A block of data
# # #

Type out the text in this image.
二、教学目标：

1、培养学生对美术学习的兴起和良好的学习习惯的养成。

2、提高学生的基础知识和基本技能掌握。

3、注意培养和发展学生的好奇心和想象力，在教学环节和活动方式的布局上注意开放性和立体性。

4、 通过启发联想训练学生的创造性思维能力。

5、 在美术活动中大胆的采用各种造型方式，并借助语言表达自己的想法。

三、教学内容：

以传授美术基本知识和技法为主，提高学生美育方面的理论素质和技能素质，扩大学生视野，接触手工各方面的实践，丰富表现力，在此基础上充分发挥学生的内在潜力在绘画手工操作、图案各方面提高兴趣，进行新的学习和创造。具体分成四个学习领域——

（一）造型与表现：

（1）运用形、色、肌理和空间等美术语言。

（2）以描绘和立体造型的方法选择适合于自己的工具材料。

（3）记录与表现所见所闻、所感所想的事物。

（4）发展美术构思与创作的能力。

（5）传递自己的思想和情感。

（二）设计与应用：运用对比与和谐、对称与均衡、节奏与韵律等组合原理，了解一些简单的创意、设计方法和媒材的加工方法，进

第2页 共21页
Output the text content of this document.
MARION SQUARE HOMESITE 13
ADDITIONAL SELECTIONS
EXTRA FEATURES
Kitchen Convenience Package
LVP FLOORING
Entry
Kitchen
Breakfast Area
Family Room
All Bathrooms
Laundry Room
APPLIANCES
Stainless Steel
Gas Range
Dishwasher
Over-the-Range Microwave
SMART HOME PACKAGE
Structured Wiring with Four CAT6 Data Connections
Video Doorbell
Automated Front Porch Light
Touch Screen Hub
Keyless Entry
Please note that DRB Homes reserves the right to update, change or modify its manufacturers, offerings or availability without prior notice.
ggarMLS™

# # #

Each line of the material should be duplicated exactly, please.

Type out the text in this image.
二、教学目标：

1、培养学生对美术学习的兴起和良好的学习习惯的养成。

2、提高学生的基础知识和基本技能掌握。

3、注意培养和发展学生的好奇心和想象力，在教学环节和活动方式的布局上注意开放性和立体性。

4、 通过启发联想训练学生的创造性思维能力。

5、 在美术活动中大胆的采用各种造型方式，并借助语言表达自己的想法。

三、教学内容：

以传授美术基本知识和技法为主，提高学生美育方面的理论素质和技能素质，扩大学生视野，接触手工各方面的实践，丰富表现力，在此基础上充分发挥学生的内在潜力在绘画手工操作、图案各方面提高兴趣，进行新的学习和创造。具体分成四个学习领域——

（一）造型与表现：

（1）运用形、色、肌理和空间等美术语言。

（2）以描绘和立体造型的方法选择适合于自己的工具材料。

（3）记录与表现所见所闻、所感所想的事物。

（4）发展美术构思与创作的能力。

（5）传递自己的思想和情感。

（二）设计与应用：运用对比与和谐、对称与均衡、节奏与韵律等组合原理，了解一些简单的创意、设计方法和媒材的加工方法，进

第2页 共21页
Output the text content of this document.
MARION SQUARE HOMESITE 13
ADDITIONAL SELECTIONS
EXTRA FEATURES
Kitchen Convenience Package
LVP FLOORING
Entry
Kitchen
Breakfast Area
Family Room
All Bathrooms
Laundry Room
APPLIANCES
Stainless Steel
Gas Range
Dishwasher
Over-the-Range Microwave
SMART HOME PACKAGE
Structured Wiring with Four CAT6 Data Connections
Video Doorbell
Automated Front Porch Light
Touch Screen Hub
Keyless Entry
Please note that DRB Homes reserves the right to update, change or modify its manufacturers, offerings or availability without prior notice.
ggarMLS™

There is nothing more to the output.